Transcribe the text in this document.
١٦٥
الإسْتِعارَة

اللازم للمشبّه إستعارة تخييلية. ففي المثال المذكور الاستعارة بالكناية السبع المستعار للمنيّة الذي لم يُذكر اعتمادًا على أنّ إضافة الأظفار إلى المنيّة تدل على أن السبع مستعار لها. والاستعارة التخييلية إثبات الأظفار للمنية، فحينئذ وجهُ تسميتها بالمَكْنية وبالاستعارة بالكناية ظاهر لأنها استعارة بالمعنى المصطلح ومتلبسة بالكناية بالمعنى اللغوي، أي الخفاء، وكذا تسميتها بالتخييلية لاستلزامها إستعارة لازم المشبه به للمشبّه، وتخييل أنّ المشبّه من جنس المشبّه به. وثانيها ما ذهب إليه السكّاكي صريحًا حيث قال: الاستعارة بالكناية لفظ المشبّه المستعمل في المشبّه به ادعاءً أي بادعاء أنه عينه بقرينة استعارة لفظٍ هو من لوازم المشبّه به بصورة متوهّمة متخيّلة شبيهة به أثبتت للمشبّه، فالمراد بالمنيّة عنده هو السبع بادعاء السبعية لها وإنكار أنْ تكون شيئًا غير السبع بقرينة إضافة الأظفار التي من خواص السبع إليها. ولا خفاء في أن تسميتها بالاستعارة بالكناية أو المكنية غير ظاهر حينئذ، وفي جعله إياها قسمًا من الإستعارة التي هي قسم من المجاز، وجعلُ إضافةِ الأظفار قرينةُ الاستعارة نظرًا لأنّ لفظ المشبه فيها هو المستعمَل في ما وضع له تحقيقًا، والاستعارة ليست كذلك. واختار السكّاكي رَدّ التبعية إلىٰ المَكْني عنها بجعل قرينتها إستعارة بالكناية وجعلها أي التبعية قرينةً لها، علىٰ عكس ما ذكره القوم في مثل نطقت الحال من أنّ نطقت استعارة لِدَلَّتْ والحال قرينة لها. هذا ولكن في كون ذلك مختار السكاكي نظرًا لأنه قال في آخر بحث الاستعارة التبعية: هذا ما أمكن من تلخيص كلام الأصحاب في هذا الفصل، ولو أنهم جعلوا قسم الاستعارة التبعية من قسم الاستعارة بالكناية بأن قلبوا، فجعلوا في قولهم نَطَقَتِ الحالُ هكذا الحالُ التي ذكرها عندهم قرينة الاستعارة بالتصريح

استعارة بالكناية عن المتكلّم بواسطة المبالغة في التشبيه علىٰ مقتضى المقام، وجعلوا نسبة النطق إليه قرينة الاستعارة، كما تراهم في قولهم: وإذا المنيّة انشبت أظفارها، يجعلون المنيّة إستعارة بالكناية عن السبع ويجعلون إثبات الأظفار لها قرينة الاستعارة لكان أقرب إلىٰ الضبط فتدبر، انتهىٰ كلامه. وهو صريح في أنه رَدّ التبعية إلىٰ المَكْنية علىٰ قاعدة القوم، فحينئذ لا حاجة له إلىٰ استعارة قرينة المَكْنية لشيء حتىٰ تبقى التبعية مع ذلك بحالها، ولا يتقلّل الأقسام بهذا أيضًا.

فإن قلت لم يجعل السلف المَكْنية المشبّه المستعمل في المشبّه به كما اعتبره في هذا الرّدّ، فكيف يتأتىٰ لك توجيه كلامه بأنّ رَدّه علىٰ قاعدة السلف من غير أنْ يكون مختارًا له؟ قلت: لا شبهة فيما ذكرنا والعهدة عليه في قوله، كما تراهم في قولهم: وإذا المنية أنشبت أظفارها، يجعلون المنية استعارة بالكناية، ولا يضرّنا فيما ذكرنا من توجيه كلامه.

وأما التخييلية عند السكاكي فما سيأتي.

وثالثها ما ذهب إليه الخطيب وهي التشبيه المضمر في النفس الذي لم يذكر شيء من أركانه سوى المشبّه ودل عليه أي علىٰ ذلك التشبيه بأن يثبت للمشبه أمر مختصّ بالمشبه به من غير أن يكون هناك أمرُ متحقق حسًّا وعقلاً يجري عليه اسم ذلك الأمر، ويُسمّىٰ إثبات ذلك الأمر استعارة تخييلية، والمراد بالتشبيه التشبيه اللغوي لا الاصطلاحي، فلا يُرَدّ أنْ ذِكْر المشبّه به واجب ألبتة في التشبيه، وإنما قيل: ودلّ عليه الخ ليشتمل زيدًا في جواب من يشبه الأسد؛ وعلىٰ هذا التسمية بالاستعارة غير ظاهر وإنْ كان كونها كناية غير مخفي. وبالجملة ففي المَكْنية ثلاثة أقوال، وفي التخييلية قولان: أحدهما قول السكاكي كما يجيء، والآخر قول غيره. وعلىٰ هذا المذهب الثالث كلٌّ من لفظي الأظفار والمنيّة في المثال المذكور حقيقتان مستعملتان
=-=-=-=-=
OBJECTIVE: Write the data from above out again, exactly.

TASK SOLUTION:
Transcribe the text in this document.
١٦٥
الإسْتِعارَة

اللازم للمشبّه إستعارة تخييلية. ففي المثال المذكور الاستعارة بالكناية السبع المستعار للمنيّة الذي لم يُذكر اعتمادًا على أنّ إضافة الأظفار إلى المنيّة تدل على أن السبع مستعار لها. والاستعارة التخييلية إثبات الأظفار للمنية، فحينئذ وجهُ تسميتها بالمَكْنية وبالاستعارة بالكناية ظاهر لأنها استعارة بالمعنى المصطلح ومتلبسة بالكناية بالمعنى اللغوي، أي الخفاء، وكذا تسميتها بالتخييلية لاستلزامها إستعارة لازم المشبه به للمشبّه، وتخييل أنّ المشبّه من جنس المشبّه به. وثانيها ما ذهب إليه السكّاكي صريحًا حيث قال: الاستعارة بالكناية لفظ المشبّه المستعمل في المشبّه به ادعاءً أي بادعاء أنه عينه بقرينة استعارة لفظٍ هو من لوازم المشبّه به بصورة متوهّمة متخيّلة شبيهة به أثبتت للمشبّه، فالمراد بالمنيّة عنده هو السبع بادعاء السبعية لها وإنكار أنْ تكون شيئًا غير السبع بقرينة إضافة الأظفار التي من خواص السبع إليها. ولا خفاء في أن تسميتها بالاستعارة بالكناية أو المكنية غير ظاهر حينئذ، وفي جعله إياها قسمًا من الإستعارة التي هي قسم من المجاز، وجعلُ إضافةِ الأظفار قرينةُ الاستعارة نظرًا لأنّ لفظ المشبه فيها هو المستعمَل في ما وضع له تحقيقًا، والاستعارة ليست كذلك. واختار السكّاكي رَدّ التبعية إلىٰ المَكْني عنها بجعل قرينتها إستعارة بالكناية وجعلها أي التبعية قرينةً لها، علىٰ عكس ما ذكره القوم في مثل نطقت الحال من أنّ نطقت استعارة لِدَلَّتْ والحال قرينة لها. هذا ولكن في كون ذلك مختار السكاكي نظرًا لأنه قال في آخر بحث الاستعارة التبعية: هذا ما أمكن من تلخيص كلام الأصحاب في هذا الفصل، ولو أنهم جعلوا قسم الاستعارة التبعية من قسم الاستعارة بالكناية بأن قلبوا، فجعلوا في قولهم نَطَقَتِ الحالُ هكذا الحالُ التي ذكرها عندهم قرينة الاستعارة بالتصريح

استعارة بالكناية عن المتكلّم بواسطة المبالغة في التشبيه علىٰ مقتضى المقام، وجعلوا نسبة النطق إليه قرينة الاستعارة، كما تراهم في قولهم: وإذا المنيّة انشبت أظفارها، يجعلون المنيّة إستعارة بالكناية عن السبع ويجعلون إثبات الأظفار لها قرينة الاستعارة لكان أقرب إلىٰ الضبط فتدبر، انتهىٰ كلامه. وهو صريح في أنه رَدّ التبعية إلىٰ المَكْنية علىٰ قاعدة القوم، فحينئذ لا حاجة له إلىٰ استعارة قرينة المَكْنية لشيء حتىٰ تبقى التبعية مع ذلك بحالها، ولا يتقلّل الأقسام بهذا أيضًا.

فإن قلت لم يجعل السلف المَكْنية المشبّه المستعمل في المشبّه به كما اعتبره في هذا الرّدّ، فكيف يتأتىٰ لك توجيه كلامه بأنّ رَدّه علىٰ قاعدة السلف من غير أنْ يكون مختارًا له؟ قلت: لا شبهة فيما ذكرنا والعهدة عليه في قوله، كما تراهم في قولهم: وإذا المنية أنشبت أظفارها، يجعلون المنية استعارة بالكناية، ولا يضرّنا فيما ذكرنا من توجيه كلامه.

وأما التخييلية عند السكاكي فما سيأتي.

وثالثها ما ذهب إليه الخطيب وهي التشبيه المضمر في النفس الذي لم يذكر شيء من أركانه سوى المشبّه ودل عليه أي علىٰ ذلك التشبيه بأن يثبت للمشبه أمر مختصّ بالمشبه به من غير أن يكون هناك أمرُ متحقق حسًّا وعقلاً يجري عليه اسم ذلك الأمر، ويُسمّىٰ إثبات ذلك الأمر استعارة تخييلية، والمراد بالتشبيه التشبيه اللغوي لا الاصطلاحي، فلا يُرَدّ أنْ ذِكْر المشبّه به واجب ألبتة في التشبيه، وإنما قيل: ودلّ عليه الخ ليشتمل زيدًا في جواب من يشبه الأسد؛ وعلىٰ هذا التسمية بالاستعارة غير ظاهر وإنْ كان كونها كناية غير مخفي. وبالجملة ففي المَكْنية ثلاثة أقوال، وفي التخييلية قولان: أحدهما قول السكاكي كما يجيء، والآخر قول غيره. وعلىٰ هذا المذهب الثالث كلٌّ من لفظي الأظفار والمنيّة في المثال المذكور حقيقتان مستعملتان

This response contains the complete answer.